# Start of Entries shown

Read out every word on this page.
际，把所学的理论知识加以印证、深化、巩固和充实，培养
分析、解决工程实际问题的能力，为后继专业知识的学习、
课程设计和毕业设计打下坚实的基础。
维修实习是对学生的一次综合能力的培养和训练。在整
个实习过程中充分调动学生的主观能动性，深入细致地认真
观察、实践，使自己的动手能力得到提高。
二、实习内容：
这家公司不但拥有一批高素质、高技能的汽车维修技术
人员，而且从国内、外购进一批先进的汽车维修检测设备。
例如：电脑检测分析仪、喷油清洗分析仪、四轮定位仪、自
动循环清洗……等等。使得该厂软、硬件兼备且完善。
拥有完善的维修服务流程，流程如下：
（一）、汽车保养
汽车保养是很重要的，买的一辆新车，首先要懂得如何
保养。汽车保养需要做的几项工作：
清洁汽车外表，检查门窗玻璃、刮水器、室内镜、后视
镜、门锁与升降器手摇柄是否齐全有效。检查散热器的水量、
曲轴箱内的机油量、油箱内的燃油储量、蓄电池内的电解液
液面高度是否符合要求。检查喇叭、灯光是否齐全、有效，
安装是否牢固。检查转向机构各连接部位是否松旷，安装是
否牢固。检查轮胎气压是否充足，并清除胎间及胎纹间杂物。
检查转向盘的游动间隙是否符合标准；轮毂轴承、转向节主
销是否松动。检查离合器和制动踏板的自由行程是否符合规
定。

# End of Entries shown

■ Goal ■
Restate each record exactly as written.

■ Reply ■
Read out every word on this page.
际，把所学的理论知识加以印证、深化、巩固和充实，培养
分析、解决工程实际问题的能力，为后继专业知识的学习、
课程设计和毕业设计打下坚实的基础。
维修实习是对学生的一次综合能力的培养和训练。在整
个实习过程中充分调动学生的主观能动性，深入细致地认真
观察、实践，使自己的动手能力得到提高。
二、实习内容：
这家公司不但拥有一批高素质、高技能的汽车维修技术
人员，而且从国内、外购进一批先进的汽车维修检测设备。
例如：电脑检测分析仪、喷油清洗分析仪、四轮定位仪、自
动循环清洗……等等。使得该厂软、硬件兼备且完善。
拥有完善的维修服务流程，流程如下：
（一）、汽车保养
汽车保养是很重要的，买的一辆新车，首先要懂得如何
保养。汽车保养需要做的几项工作：
清洁汽车外表，检查门窗玻璃、刮水器、室内镜、后视
镜、门锁与升降器手摇柄是否齐全有效。检查散热器的水量、
曲轴箱内的机油量、油箱内的燃油储量、蓄电池内的电解液
液面高度是否符合要求。检查喇叭、灯光是否齐全、有效，
安装是否牢固。检查转向机构各连接部位是否松旷，安装是
否牢固。检查轮胎气压是否充足，并清除胎间及胎纹间杂物。
检查转向盘的游动间隙是否符合标准；轮毂轴承、转向节主
销是否松动。检查离合器和制动踏板的自由行程是否符合规
定。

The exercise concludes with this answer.